▸ REQUIRED TASK:
Copy out the lines that have "بشكل" in them.

▸ DATA ENTRIES:

________________________

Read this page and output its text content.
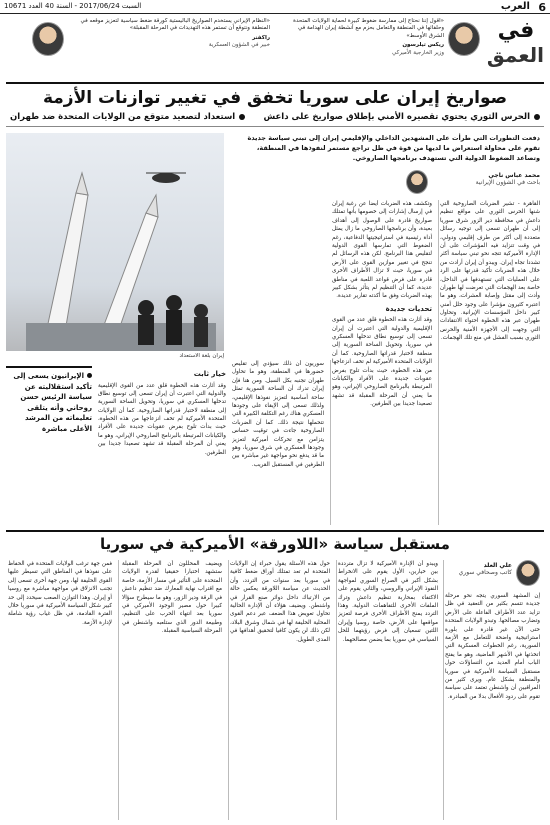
6
العرب
السبت 2017/06/24 - السنة 40 العدد 10671
في
العمق
«أقول إننا نحتاج إلى ممارسة ضغوط كبيرة لحماية الولايات المتحدة وحلفائها في المنطقة والتعامل بحزم مع أنشطة إيران الهدامة في الشرق الأوسط»
ريكس تيلرسون
وزير الخارجية الأميركي
«النظام الإيراني يستخدم الصواريخ الباليستية كورقة ضغط سياسية لتعزيز موقعه في المنطقة ونتوقع أن تستمر هذه التهديدات في المرحلة المقبلة»
راكفنر
خبير في الشؤون العسكرية
صواريخ إيران على سوريا تخفق في تغيير توازنات الأزمة
الحرس الثوري يحتوي تقصيره الأمني بإطلاق صواريخ على داعش
استعداد لتصعيد متوقع من الولايات المتحدة ضد طهران
دفعت التطورات التي طرأت على المشهدين الداخلي والإقليمي إيران إلى تبني سياسة جديدة تقوم على محاولة استعراض ما لديها من قوة في ظل تراجع مستمر لنفوذها في المنطقة، وتصاعد الضغوط الدولية التي تستهدف برنامجها الصاروخي.
محمد عباس ناجي
باحث في الشؤون الإيرانية
إيران بلغة الاستعداد

القاهرة - تشير الضربات الصاروخية التي شنها الحرس الثوري على مواقع تنظيم داعش في محافظة دير الزور شرق سوريا إلى أن طهران تسعى إلى توجيه رسائل متعددة إلى أكثر من طرف إقليمي ودولي، في وقت تتزايد فيه المؤشرات على أن الإدارة الأميركية تتجه نحو تبني سياسة أكثر تشددا تجاه إيران. ويبدو أن إيران أرادت من خلال هذه الضربات تأكيد قدرتها على الرد على العمليات التي تستهدفها في الداخل، خاصة بعد الهجمات التي تعرضت لها طهران وأدت إلى مقتل وإصابة العشرات، وهو ما اعتبره كثيرون مؤشرا على وجود خلل أمني كبير داخل المؤسسات الإيرانية. وتحاول طهران عبر هذه الخطوة احتواء الانتقادات التي وجهت إلى الأجهزة الأمنية والحرس الثوري بسبب الفشل في منع تلك الهجمات.

وتكشف هذه الضربات أيضا عن رغبة إيران في إرسال إشارات إلى خصومها بأنها تمتلك صواريخ قادرة على الوصول إلى أهداف بعيدة، وأن برنامجها الصاروخي ما زال يمثل أداة رئيسية في استراتيجيتها الدفاعية، رغم الضغوط التي تمارسها القوى الدولية لتقليص هذا البرنامج. لكن هذه الرسائل لم تنجح في تغيير موازين القوى على الأرض في سوريا، حيث لا تزال الأطراف الأخرى قادرة على فرض قواعد اللعبة في مناطق عديدة، كما أن التنظيم لم يتأثر بشكل كبير بهذه الضربات وفق ما أكدته تقارير عديدة.

تحديات جديدة

وقد أثارت هذه الخطوة قلق عدد من القوى الإقليمية والدولية التي اعتبرت أن إيران تسعى إلى توسيع نطاق تدخلها العسكري في سوريا، وتحويل الساحة السورية إلى منطقة لاختبار قدراتها الصاروخية. كما أن الولايات المتحدة الأميركية لم تخف انزعاجها من هذه الخطوة، حيث بدأت تلوح بفرض عقوبات جديدة على الأفراد والكيانات المرتبطة بالبرنامج الصاروخي الإيراني، وهو ما يعني أن المرحلة المقبلة قد تشهد تصعيدا جديدا بين الطرفين.

سوريون أن ذلك سيؤدي إلى تقليص حضورها في المنطقة، وهو ما تحاول طهران تجنبه بكل السبل. ومن هنا فإن إيران تدرك أن الساحة السورية تمثل ساحة أساسية لتعزيز نفوذها الإقليمي، ولذلك تسعى إلى الإبقاء على وجودها العسكري هناك رغم التكلفة الكبيرة التي تتحملها نتيجة ذلك. كما أن الضربات الصاروخية جاءت في توقيت حساس يتزامن مع تحركات أميركية لتعزيز وجودها العسكري في شرق سوريا، وهو ما قد يدفع نحو مواجهة غير مباشرة بين الطرفين في المستقبل القريب.

خيار ثابت

وقد أثارت هذه الخطوة قلق عدد من القوى الإقليمية والدولية التي اعتبرت أن إيران تسعى إلى توسيع نطاق تدخلها العسكري في سوريا، وتحويل الساحة السورية إلى منطقة لاختبار قدراتها الصاروخية. كما أن الولايات المتحدة الأميركية لم تخف انزعاجها من هذه الخطوة، حيث بدأت تلوح بفرض عقوبات جديدة على الأفراد والكيانات المرتبطة بالبرنامج الصاروخي الإيراني، وهو ما يعني أن المرحلة المقبلة قد تشهد تصعيدا جديدا بين الطرفين.

الإيرانيون يسعى إلى تأكيد استقلاليته عن سياسة الرئيس حسن روحاني وأنه يتلقى تعليماته من المرشد الأعلى مباشرة
مستقبل سياسة «اللاورقة» الأميركية في سوريا
علي العلد
كاتب وصحافي سوري

إن المشهد السوري يتجه نحو مرحلة جديدة تتسم بكثير من التعقيد في ظل تزايد عدد الأطراف الفاعلة على الأرض وتضارب مصالحها. وتبدو الولايات المتحدة حتى الآن غير قادرة على بلورة استراتيجية واضحة للتعامل مع الأزمة السورية، رغم الخطوات العسكرية التي اتخذتها في الأشهر الماضية، وهو ما يفتح الباب أمام العديد من التساؤلات حول مستقبل السياسة الأميركية في سوريا والمنطقة بشكل عام. ويرى كثير من المراقبين أن واشنطن تعتمد على سياسة تقوم على ردود الأفعال بدلا من المبادرة.

ويبدو أن الإدارة الأميركية لا تزال مترددة بين خيارين، الأول يقوم على الانخراط بشكل أكبر في الصراع السوري لمواجهة النفوذ الإيراني والروسي، والثاني يقوم على الاكتفاء بمحاربة تنظيم داعش وترك الملفات الأخرى للتفاهمات الدولية. وهذا التردد يمنح الأطراف الأخرى فرصة لتعزيز مواقعها على الأرض، خاصة روسيا وإيران اللتين تسعيان إلى فرض رؤيتهما للحل السياسي في سوريا بما يضمن مصالحهما.

حول هذه الأسئلة يقول خبراء إن الولايات المتحدة لم تعد تمتلك أوراق ضغط كافية في سوريا بعد سنوات من التردد، وأن الحديث عن سياسة اللاورقة يعكس حالة من الارتباك داخل دوائر صنع القرار في واشنطن. ويضيف هؤلاء أن الإدارة الحالية تحاول تعويض هذا الضعف عبر دعم القوى المحلية الحليفة لها في شمال وشرق البلاد، لكن ذلك لن يكون كافيا لتحقيق أهدافها في المدى الطويل.

ويضيف المحللون أن المرحلة المقبلة ستشهد اختبارا حقيقيا لقدرة الولايات المتحدة على التأثير في مسار الأزمة، خاصة مع اقتراب نهاية المعارك ضد تنظيم داعش في الرقة ودير الزور، وهو ما سيطرح سؤالا كبيرا حول مصير الوجود الأميركي في سوريا بعد انتهاء الحرب على التنظيم، وطبيعة الدور الذي ستلعبه واشنطن في المرحلة السياسية المقبلة.

فمن جهة ترغب الولايات المتحدة في الحفاظ على نفوذها في المناطق التي تسيطر عليها القوى الحليفة لها، ومن جهة أخرى تسعى إلى تجنب الانزلاق في مواجهة مباشرة مع روسيا أو إيران. وهذا التوازن الصعب سيحدد إلى حد كبير شكل السياسة الأميركية في سوريا خلال الفترة القادمة، في ظل غياب رؤية شاملة لإدارة الأزمة.
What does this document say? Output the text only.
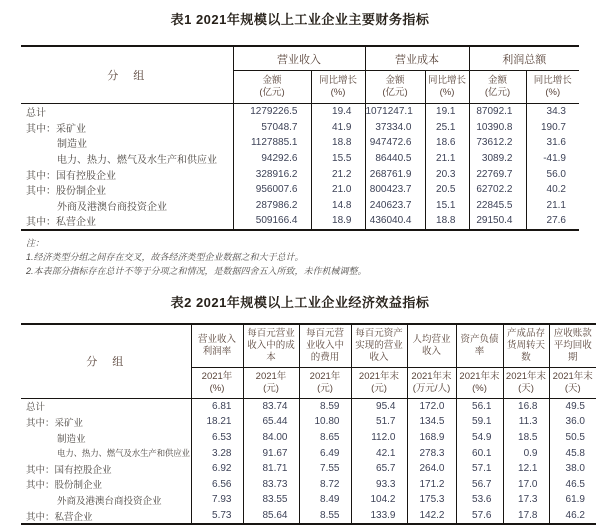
表1 2021年规模以上工业企业主要财务指标
分　组	营业收入		营业成本		利润总额	

金额
(亿元)

同比增长
(%)

金额
(亿元)

同比增长
(%)

金额
(亿元)

同比增长
(%)

总计	1279226.5	19.4	1071247.1	19.1	87092.1	34.3
其中：采矿业	57048.7	41.9	37334.0	25.1	10390.8	190.7
制造业	1127885.1	18.8	947472.6	18.6	73612.2	31.6
电力、热力、燃气及水生产和供应业	94292.6	15.5	86440.5	21.1	3089.2	-41.9
其中：国有控股企业	328916.2	21.2	268761.9	20.3	22769.7	56.0
其中：股份制企业	956007.6	21.0	800423.7	20.5	62702.2	40.2
外商及港澳台商投资企业	287986.2	14.8	240623.7	15.1	22845.5	21.1
其中：私营企业	509166.4	18.9	436040.4	18.8	29150.4	27.6
注：
1.经济类型分组之间存在交叉，故各经济类型企业数据之和大于总计。
2.本表部分指标存在总计不等于分项之和情况，是数据四舍五入所致，未作机械调整。
表2 2021年规模以上工业企业经济效益指标
分　组	营业收入利润率	每百元营业收入中的成本	每百元营业收入中的费用	每百元资产实现的营业收入	人均营业收入	资产负债率	产成品存货周转天数	应收账款平均回收期

2021年
(%)

2021年
(元)

2021年
(元)

2021年末
(元)

2021年末
(万元/人)

2021年末
(%)

2021年末
(天)

2021年末
(天)

总计	6.81	83.74	8.59	95.4	172.0	56.1	16.8	49.5
其中：采矿业	18.21	65.44	10.80	51.7	134.5	59.1	11.3	36.0
制造业	6.53	84.00	8.65	112.0	168.9	54.9	18.5	50.5
电力、热力、燃气及水生产和供应业	3.28	91.67	6.49	42.1	278.3	60.1	0.9	45.8
其中：国有控股企业	6.92	81.71	7.55	65.7	264.0	57.1	12.1	38.0
其中：股份制企业	6.56	83.73	8.72	93.3	171.2	56.7	17.0	46.5
外商及港澳台商投资企业	7.93	83.55	8.49	104.2	175.3	53.6	17.3	61.9
其中：私营企业	5.73	85.64	8.55	133.9	142.2	57.6	17.8	46.2
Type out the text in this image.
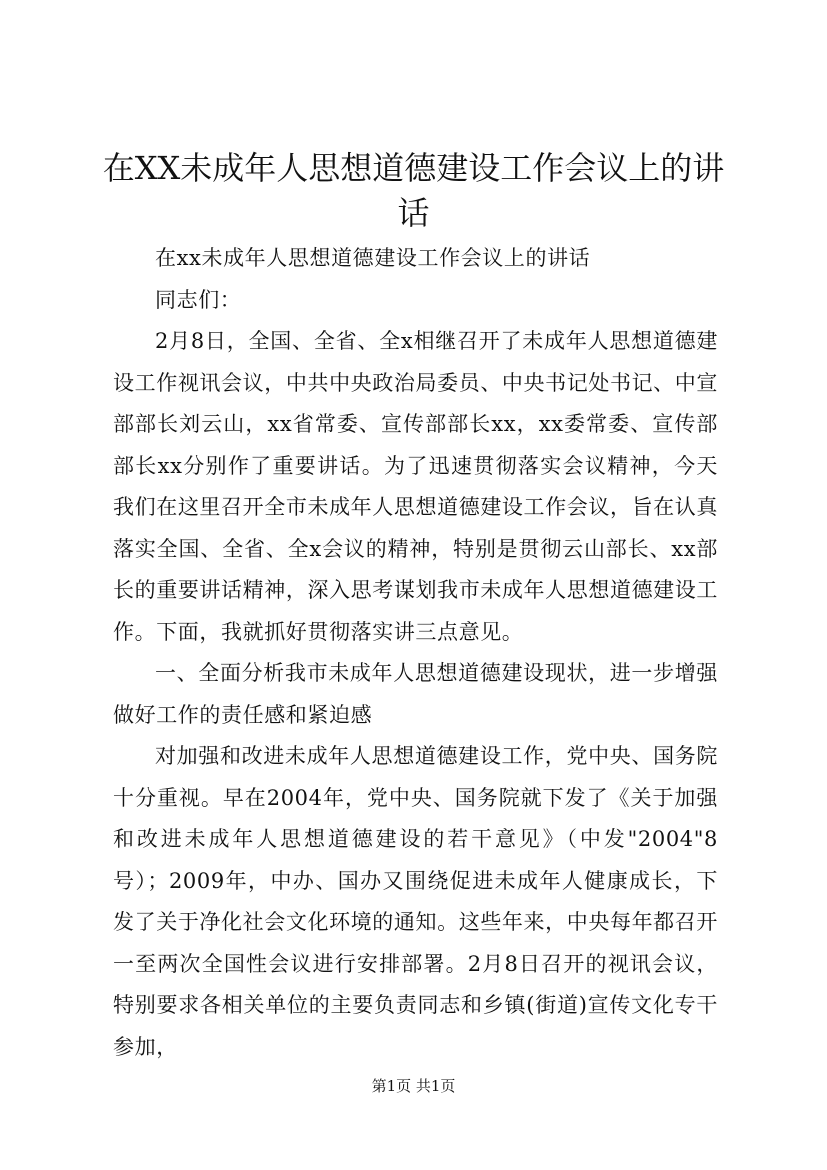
在XX未成年人思想道德建设工作会议上的讲话

在xx未成年人思想道德建设工作会议上的讲话

同志们：

2月8日，全国、全省、全x相继召开了未成年人思想道德建设工作视讯会议，中共中央政治局委员、中央书记处书记、中宣部部长刘云山，xx省常委、宣传部部长xx，xx委常委、宣传部部长xx分别作了重要讲话。为了迅速贯彻落实会议精神，今天我们在这里召开全市未成年人思想道德建设工作会议，旨在认真落实全国、全省、全x会议的精神，特别是贯彻云山部长、xx部长的重要讲话精神，深入思考谋划我市未成年人思想道德建设工作。下面，我就抓好贯彻落实讲三点意见。

一、全面分析我市未成年人思想道德建设现状，进一步增强做好工作的责任感和紧迫感

对加强和改进未成年人思想道德建设工作，党中央、国务院十分重视。早在2004年，党中央、国务院就下发了《关于加强和改进未成年人思想道德建设的若干意见》（中发"2004"8号）；2009年，中办、国办又围绕促进未成年人健康成长，下发了关于净化社会文化环境的通知。这些年来，中央每年都召开一至两次全国性会议进行安排部署。2月8日召开的视讯会议，特别要求各相关单位的主要负责同志和乡镇(街道)宣传文化专干参加，

第1页 共1页
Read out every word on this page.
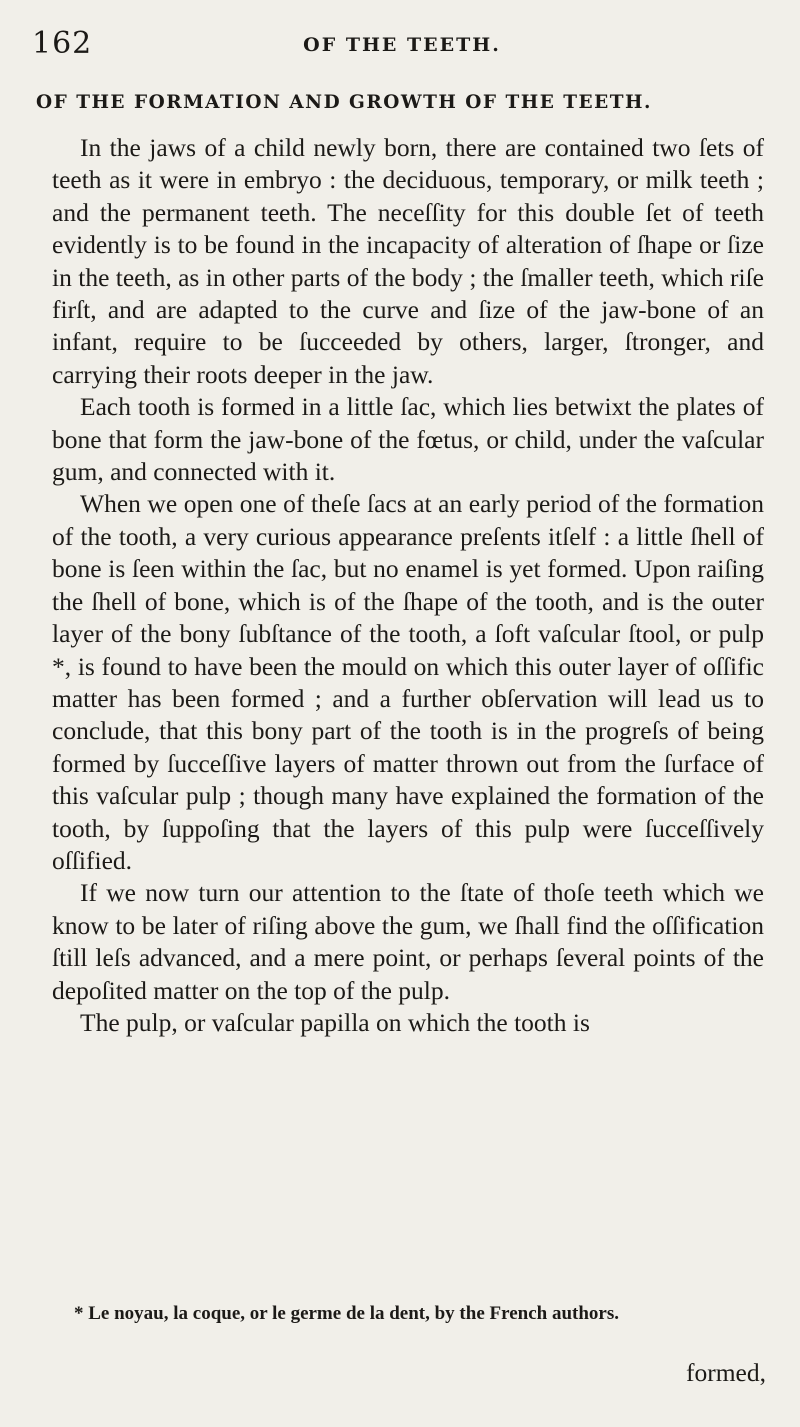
162	OF THE TEETH.
OF THE FORMATION AND GROWTH OF THE TEETH.

In the jaws of a child newly born, there are contained two ſets of teeth as it were in embryo : the deciduous, temporary, or milk teeth ; and the permanent teeth. The neceſſity for this double ſet of teeth evidently is to be found in the incapacity of alteration of ſhape or ſize in the teeth, as in other parts of the body ; the ſmaller teeth, which riſe firſt, and are adapted to the curve and ſize of the jaw-bone of an infant, require to be ſucceeded by others, larger, ſtronger, and carrying their roots deeper in the jaw.

Each tooth is formed in a little ſac, which lies betwixt the plates of bone that form the jaw-bone of the fœtus, or child, under the vaſcular gum, and connected with it.

When we open one of theſe ſacs at an early period of the formation of the tooth, a very curious appearance preſents itſelf : a little ſhell of bone is ſeen within the ſac, but no enamel is yet formed. Upon raiſing the ſhell of bone, which is of the ſhape of the tooth, and is the outer layer of the bony ſubſtance of the tooth, a ſoft vaſcular ſtool, or pulp *, is found to have been the mould on which this outer layer of oſſific matter has been formed ; and a further obſervation will lead us to conclude, that this bony part of the tooth is in the progreſs of being formed by ſucceſſive layers of matter thrown out from the ſurface of this vaſcular pulp ; though many have explained the formation of the tooth, by ſuppoſing that the layers of this pulp were ſucceſſively oſſified.

If we now turn our attention to the ſtate of thoſe teeth which we know to be later of riſing above the gum, we ſhall find the oſſification ſtill leſs advanced, and a mere point, or perhaps ſeveral points of the depoſited matter on the top of the pulp.

The pulp, or vaſcular papilla on which the tooth is

* Le noyau, la coque, or le germe de la dent, by the French authors.

formed,
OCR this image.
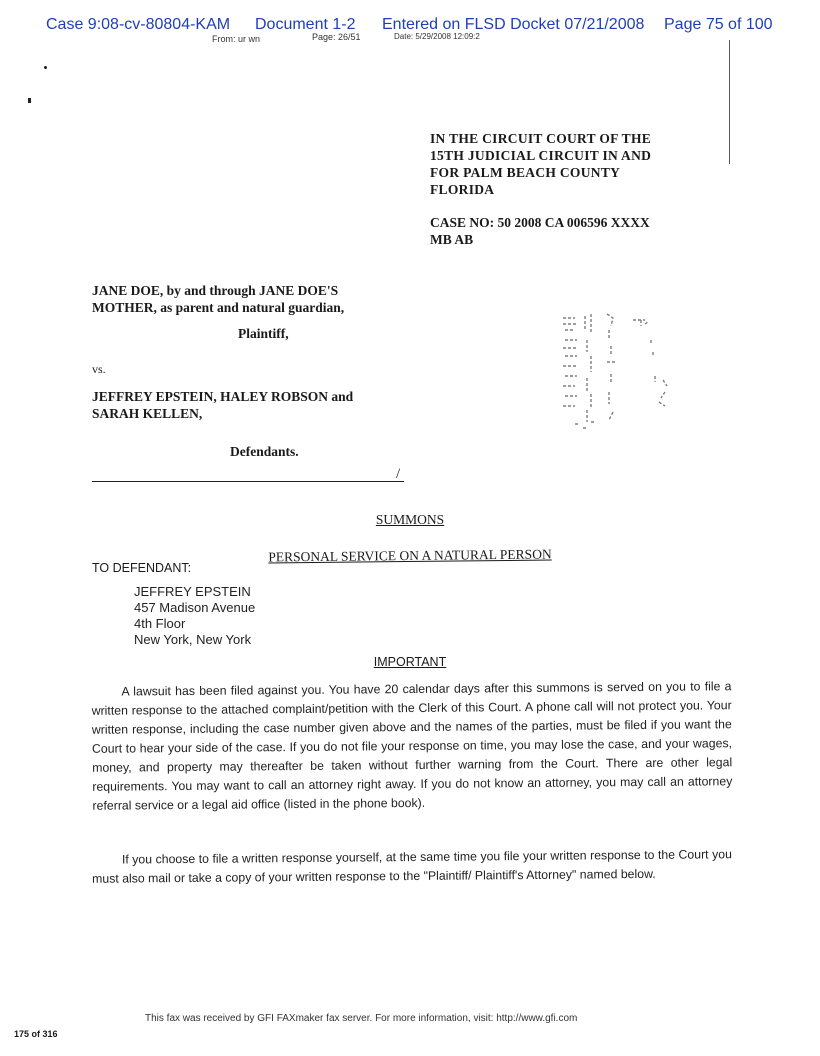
Case 9:08-cv-80804-KAM Document 1-2 Entered on FLSD Docket 07/21/2008 Page 75 of 100
From: ur wn	Page: 26/51	Date: 5/29/2008 12:09:2
IN THE CIRCUIT COURT OF THE
15TH JUDICIAL CIRCUIT IN AND
FOR PALM BEACH COUNTY
FLORIDA
CASE NO: 50 2008 CA 006596 XXXX
MB AB
JANE DOE, by and through JANE DOE'S
MOTHER, as parent and natural guardian,
Plaintiff,
vs.
JEFFREY EPSTEIN, HALEY ROBSON and
SARAH KELLEN,
Defendants.
/
SUMMONS
PERSONAL SERVICE ON A NATURAL PERSON
TO DEFENDANT:
JEFFREY EPSTEIN
457 Madison Avenue
4th Floor
New York, New York
IMPORTANT

A lawsuit has been filed against you. You have 20 calendar days after this summons is served on you to file a written response to the attached complaint/petition with the Clerk of this Court. A phone call will not protect you. Your written response, including the case number given above and the names of the parties, must be filed if you want the Court to hear your side of the case. If you do not file your response on time, you may lose the case, and your wages, money, and property may thereafter be taken without further warning from the Court. There are other legal requirements. You may want to call an attorney right away. If you do not know an attorney, you may call an attorney referral service or a legal aid office (listed in the phone book).

If you choose to file a written response yourself, at the same time you file your written response to the Court you must also mail or take a copy of your written response to the "Plaintiff/ Plaintiff's Attorney" named below.

This fax was received by GFI FAXmaker fax server. For more information, visit: http://www.gfi.com
175 of 316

________________________

▸ COMPLETED TASK:
وتكشف هذه الضربات أيضا عن رغبة إيران في إرسال إشارات إلى خصومها بأنها تمتلك صواريخ قادرة على الوصول إلى أهداف بعيدة، وأن برنامجها الصاروخي ما زال يمثل أداة رئيسية في استراتيجيتها الدفاعية، رغم الضغوط التي تمارسها القوى الدولية لتقليص هذا البرنامج. لكن هذه الرسائل لم تنجح في تغيير موازين القوى على الأرض في سوريا، حيث لا تزال الأطراف الأخرى قادرة على فرض قواعد اللعبة في مناطق عديدة، كما أن التنظيم لم يتأثر بشكل كبير بهذه الضربات وفق ما أكدته تقارير عديدة.
إن المشهد السوري يتجه نحو مرحلة جديدة تتسم بكثير من التعقيد في ظل تزايد عدد الأطراف الفاعلة على الأرض وتضارب مصالحها. وتبدو الولايات المتحدة حتى الآن غير قادرة على بلورة استراتيجية واضحة للتعامل مع الأزمة السورية، رغم الخطوات العسكرية التي اتخذتها في الأشهر الماضية، وهو ما يفتح الباب أمام العديد من التساؤلات حول مستقبل السياسة الأميركية في سوريا والمنطقة بشكل عام. ويرى كثير من المراقبين أن واشنطن تعتمد على سياسة تقوم على ردود الأفعال بدلا من المبادرة.
ويبدو أن الإدارة الأميركية لا تزال مترددة بين خيارين، الأول يقوم على الانخراط بشكل أكبر في الصراع السوري لمواجهة النفوذ الإيراني والروسي، والثاني يقوم على الاكتفاء بمحاربة تنظيم داعش وترك الملفات الأخرى للتفاهمات الدولية. وهذا التردد يمنح الأطراف الأخرى فرصة لتعزيز مواقعها على الأرض، خاصة روسيا وإيران اللتين تسعيان إلى فرض رؤيتهما للحل السياسي في سوريا بما يضمن مصالحهما.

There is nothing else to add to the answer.